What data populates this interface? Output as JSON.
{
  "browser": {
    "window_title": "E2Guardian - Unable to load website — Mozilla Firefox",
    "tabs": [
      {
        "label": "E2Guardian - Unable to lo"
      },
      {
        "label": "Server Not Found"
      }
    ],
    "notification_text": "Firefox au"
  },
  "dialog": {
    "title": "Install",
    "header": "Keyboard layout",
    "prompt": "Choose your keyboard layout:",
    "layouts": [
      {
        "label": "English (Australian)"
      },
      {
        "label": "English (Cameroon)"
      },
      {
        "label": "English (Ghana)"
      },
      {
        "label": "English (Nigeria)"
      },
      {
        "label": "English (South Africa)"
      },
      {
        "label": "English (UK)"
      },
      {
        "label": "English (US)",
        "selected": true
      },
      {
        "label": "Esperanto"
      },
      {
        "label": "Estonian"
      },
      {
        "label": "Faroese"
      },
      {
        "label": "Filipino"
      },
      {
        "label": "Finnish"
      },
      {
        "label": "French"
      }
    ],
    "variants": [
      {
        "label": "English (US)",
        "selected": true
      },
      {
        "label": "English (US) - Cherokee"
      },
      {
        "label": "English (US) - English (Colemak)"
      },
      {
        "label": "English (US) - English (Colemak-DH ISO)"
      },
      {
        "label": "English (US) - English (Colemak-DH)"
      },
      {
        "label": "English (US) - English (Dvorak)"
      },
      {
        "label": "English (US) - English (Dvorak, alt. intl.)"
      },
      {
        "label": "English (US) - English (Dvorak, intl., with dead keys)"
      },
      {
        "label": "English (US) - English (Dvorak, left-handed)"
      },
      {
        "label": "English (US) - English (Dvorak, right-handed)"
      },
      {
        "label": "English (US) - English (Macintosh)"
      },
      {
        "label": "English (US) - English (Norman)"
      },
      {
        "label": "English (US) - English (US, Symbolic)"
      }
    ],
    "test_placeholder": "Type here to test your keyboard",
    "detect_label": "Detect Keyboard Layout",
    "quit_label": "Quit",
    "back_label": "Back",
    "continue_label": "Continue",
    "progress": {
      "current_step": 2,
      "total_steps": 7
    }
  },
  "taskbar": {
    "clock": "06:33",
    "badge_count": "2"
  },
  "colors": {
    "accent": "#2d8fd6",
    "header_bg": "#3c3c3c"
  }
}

▬▬▬

DO THIS
Every entry must be output again, exactly as written above.

SOLUTION FOR THIS PROBLEM
What data populates this interface? Output as JSON.
{
  "browser": {
    "window_title": "E2Guardian - Unable to load website — Mozilla Firefox",
    "tabs": [
      {
        "label": "E2Guardian - Unable to lo"
      },
      {
        "label": "Server Not Found"
      }
    ],
    "notification_text": "Firefox au"
  },
  "dialog": {
    "title": "Install",
    "header": "Keyboard layout",
    "prompt": "Choose your keyboard layout:",
    "layouts": [
      {
        "label": "English (Australian)"
      },
      {
        "label": "English (Cameroon)"
      },
      {
        "label": "English (Ghana)"
      },
      {
        "label": "English (Nigeria)"
      },
      {
        "label": "English (South Africa)"
      },
      {
        "label": "English (UK)"
      },
      {
        "label": "English (US)",
        "selected": true
      },
      {
        "label": "Esperanto"
      },
      {
        "label": "Estonian"
      },
      {
        "label": "Faroese"
      },
      {
        "label": "Filipino"
      },
      {
        "label": "Finnish"
      },
      {
        "label": "French"
      }
    ],
    "variants": [
      {
        "label": "English (US)",
        "selected": true
      },
      {
        "label": "English (US) - Cherokee"
      },
      {
        "label": "English (US) - English (Colemak)"
      },
      {
        "label": "English (US) - English (Colemak-DH ISO)"
      },
      {
        "label": "English (US) - English (Colemak-DH)"
      },
      {
        "label": "English (US) - English (Dvorak)"
      },
      {
        "label": "English (US) - English (Dvorak, alt. intl.)"
      },
      {
        "label": "English (US) - English (Dvorak, intl., with dead keys)"
      },
      {
        "label": "English (US) - English (Dvorak, left-handed)"
      },
      {
        "label": "English (US) - English (Dvorak, right-handed)"
      },
      {
        "label": "English (US) - English (Macintosh)"
      },
      {
        "label": "English (US) - English (Norman)"
      },
      {
        "label": "English (US) - English (US, Symbolic)"
      }
    ],
    "test_placeholder": "Type here to test your keyboard",
    "detect_label": "Detect Keyboard Layout",
    "quit_label": "Quit",
    "back_label": "Back",
    "continue_label": "Continue",
    "progress": {
      "current_step": 2,
      "total_steps": 7
    }
  },
  "taskbar": {
    "clock": "06:33",
    "badge_count": "2"
  },
  "colors": {
    "accent": "#2d8fd6",
    "header_bg": "#3c3c3c"
  }
}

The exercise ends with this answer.